→ Что нужно сделать:
Замените «миллионов» на «тысяч» в интервью о законотворчестве и выпишите заново весь отрывок от слов «Я пытаюсь доказать» и вплоть до слов «форма государственного решения.».

→ Текст документа:
──────────
Я пытаюсь доказать и в своё убеждение переплавить то, что законотворчество — это самый сложный вид коллективного творчества. Оно сложнее и социально полезнее, чем писательство, гениальное сочинительство стихов или музыкальных произведений, или создание живописных полотен, потому что здесь создаётся продукт, который затрагивает интересы миллионов наших сограждан. И я никогда не устану повторять, что Закон — это высшая форма государственного решения.
— Но ведь Вы согласны с тем, что законотворчества без политики не бывает. А согласны ли Вы с тем, что политика — грязное дело?
— В настоящей политике — я в этом абсолютно убеждён — нет места той власти, которая считает сама себя руководящей, наказывающей и дисциплинирующей. Это — вчерашний день. В современной политике ценится одухотворяющая все общественные отношения власть, развивающаяся сама и развивающая личность как самостоятельную и активную, независимую от государственной поддержки. Вопрос нашего времени: где грань, за которую не могут переступать «государственники»? Ведь по большому счёту все заклинания про гражданское общество и средний класс связаны именно с таким пониманием человека — самодостаточного и соблюдающего законы, которые ограничивают его личную свободу только для того, чтобы свобода другого стала столь же значимой и востребованной.
— Геннадий Эдуардович, а как нам относиться к тому, что в условиях нынешнего кризиса всё чаще слышатся разговоры о том, что западные ценности начинают терять всякий смысл?
──────────
→ Записи набора данных:

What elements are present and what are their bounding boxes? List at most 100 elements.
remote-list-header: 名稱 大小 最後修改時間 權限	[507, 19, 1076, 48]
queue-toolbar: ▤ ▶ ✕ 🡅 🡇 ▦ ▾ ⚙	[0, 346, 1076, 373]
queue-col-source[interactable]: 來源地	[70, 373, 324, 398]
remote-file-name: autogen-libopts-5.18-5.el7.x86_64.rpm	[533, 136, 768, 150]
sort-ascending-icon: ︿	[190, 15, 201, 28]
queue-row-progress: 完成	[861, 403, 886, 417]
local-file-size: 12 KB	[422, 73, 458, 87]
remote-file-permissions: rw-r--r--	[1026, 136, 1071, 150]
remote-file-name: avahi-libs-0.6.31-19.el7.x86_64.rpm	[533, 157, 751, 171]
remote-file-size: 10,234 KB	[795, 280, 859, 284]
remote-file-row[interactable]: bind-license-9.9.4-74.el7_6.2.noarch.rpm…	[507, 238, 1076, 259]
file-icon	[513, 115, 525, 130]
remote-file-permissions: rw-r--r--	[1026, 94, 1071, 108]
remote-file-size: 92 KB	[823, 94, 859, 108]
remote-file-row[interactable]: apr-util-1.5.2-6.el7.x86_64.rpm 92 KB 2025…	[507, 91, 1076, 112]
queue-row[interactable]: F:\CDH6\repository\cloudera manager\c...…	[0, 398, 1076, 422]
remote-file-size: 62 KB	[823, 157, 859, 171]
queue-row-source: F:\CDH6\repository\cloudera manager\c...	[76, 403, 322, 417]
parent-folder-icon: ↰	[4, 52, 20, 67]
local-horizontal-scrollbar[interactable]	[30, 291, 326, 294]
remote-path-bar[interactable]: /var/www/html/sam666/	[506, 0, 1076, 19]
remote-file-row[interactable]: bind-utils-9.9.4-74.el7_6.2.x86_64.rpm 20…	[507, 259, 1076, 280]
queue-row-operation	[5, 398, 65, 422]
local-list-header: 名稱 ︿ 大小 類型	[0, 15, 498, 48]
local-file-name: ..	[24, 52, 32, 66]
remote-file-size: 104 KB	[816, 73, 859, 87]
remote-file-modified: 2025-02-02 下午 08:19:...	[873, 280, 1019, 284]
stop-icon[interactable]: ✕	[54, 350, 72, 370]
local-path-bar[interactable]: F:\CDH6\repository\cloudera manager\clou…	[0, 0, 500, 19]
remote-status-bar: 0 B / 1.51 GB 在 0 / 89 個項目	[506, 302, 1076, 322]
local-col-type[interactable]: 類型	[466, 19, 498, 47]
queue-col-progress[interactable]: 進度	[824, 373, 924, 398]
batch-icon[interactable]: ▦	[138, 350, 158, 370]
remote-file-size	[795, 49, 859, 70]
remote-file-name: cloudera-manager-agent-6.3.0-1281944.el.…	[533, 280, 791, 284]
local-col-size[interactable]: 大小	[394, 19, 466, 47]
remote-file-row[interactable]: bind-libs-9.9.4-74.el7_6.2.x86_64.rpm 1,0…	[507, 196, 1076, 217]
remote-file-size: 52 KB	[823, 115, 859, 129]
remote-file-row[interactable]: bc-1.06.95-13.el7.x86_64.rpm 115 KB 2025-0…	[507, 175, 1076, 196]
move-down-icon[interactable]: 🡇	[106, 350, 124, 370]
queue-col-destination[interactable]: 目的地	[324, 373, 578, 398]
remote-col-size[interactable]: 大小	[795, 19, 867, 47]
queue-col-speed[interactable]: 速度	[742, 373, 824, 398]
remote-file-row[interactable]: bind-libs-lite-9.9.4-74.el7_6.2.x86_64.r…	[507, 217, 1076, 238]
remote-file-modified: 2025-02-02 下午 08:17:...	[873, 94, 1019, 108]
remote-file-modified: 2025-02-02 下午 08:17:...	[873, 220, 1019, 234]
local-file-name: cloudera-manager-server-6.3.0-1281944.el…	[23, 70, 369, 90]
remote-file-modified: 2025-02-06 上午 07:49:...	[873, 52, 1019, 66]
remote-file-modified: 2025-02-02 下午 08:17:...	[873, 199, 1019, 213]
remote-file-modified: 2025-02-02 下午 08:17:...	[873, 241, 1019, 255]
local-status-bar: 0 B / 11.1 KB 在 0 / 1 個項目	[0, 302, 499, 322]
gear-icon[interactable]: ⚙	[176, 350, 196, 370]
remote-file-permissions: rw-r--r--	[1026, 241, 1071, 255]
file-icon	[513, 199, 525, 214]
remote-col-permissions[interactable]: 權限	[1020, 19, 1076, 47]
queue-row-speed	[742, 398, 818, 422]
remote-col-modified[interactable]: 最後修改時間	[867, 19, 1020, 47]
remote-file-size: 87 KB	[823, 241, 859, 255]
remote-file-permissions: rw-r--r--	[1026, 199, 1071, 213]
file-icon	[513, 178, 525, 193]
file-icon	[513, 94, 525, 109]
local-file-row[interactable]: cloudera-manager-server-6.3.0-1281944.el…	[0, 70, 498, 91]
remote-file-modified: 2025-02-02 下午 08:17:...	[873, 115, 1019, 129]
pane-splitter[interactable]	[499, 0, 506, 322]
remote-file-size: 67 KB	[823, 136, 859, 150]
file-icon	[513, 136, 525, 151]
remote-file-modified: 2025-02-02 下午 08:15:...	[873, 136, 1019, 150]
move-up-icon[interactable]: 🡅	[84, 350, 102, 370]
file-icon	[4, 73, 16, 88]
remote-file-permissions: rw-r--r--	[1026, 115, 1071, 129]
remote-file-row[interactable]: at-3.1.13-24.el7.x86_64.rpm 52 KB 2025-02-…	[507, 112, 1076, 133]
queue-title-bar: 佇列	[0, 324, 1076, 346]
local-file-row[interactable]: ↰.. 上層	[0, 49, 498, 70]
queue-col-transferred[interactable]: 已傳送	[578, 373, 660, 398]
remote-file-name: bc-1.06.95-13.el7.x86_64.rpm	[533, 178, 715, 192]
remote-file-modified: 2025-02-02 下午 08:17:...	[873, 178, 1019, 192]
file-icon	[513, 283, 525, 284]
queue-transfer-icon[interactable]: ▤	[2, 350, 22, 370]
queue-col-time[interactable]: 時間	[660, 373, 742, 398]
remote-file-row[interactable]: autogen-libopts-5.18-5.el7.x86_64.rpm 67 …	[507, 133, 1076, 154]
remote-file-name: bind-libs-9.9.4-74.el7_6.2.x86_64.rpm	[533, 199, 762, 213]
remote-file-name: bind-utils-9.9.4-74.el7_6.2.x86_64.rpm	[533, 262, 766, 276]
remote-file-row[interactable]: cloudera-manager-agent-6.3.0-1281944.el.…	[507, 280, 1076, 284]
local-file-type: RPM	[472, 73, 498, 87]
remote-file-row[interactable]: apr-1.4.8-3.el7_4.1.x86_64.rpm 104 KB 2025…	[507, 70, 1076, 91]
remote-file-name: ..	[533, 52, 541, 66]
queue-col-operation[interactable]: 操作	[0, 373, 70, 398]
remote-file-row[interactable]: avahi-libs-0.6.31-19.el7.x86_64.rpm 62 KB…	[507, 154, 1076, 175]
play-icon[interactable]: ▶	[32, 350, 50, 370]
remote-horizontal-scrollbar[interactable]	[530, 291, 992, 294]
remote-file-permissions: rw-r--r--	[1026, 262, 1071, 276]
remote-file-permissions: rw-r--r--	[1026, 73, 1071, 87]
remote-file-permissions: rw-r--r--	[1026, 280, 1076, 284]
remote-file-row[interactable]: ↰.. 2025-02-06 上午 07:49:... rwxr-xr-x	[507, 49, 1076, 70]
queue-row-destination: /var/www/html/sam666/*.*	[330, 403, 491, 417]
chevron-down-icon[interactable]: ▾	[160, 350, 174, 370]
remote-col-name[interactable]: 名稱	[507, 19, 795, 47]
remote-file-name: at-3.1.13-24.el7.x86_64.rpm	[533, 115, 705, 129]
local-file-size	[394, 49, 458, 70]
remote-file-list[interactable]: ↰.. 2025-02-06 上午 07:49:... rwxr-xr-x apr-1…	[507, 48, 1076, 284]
──────────
→ Ответ на задание:
Я пытаюсь доказать и в своё убеждение переплавить то, что законотворчество — это самый сложный вид коллективного творчества. Оно сложнее и социально полезнее, чем писательство, гениальное сочинительство стихов или музыкальных произведений, или создание живописных полотен, потому что здесь создаётся продукт, который затрагивает интересы тысяч наших сограждан. И я никогда не устану повторять, что Закон — это высшая форма государственного решения.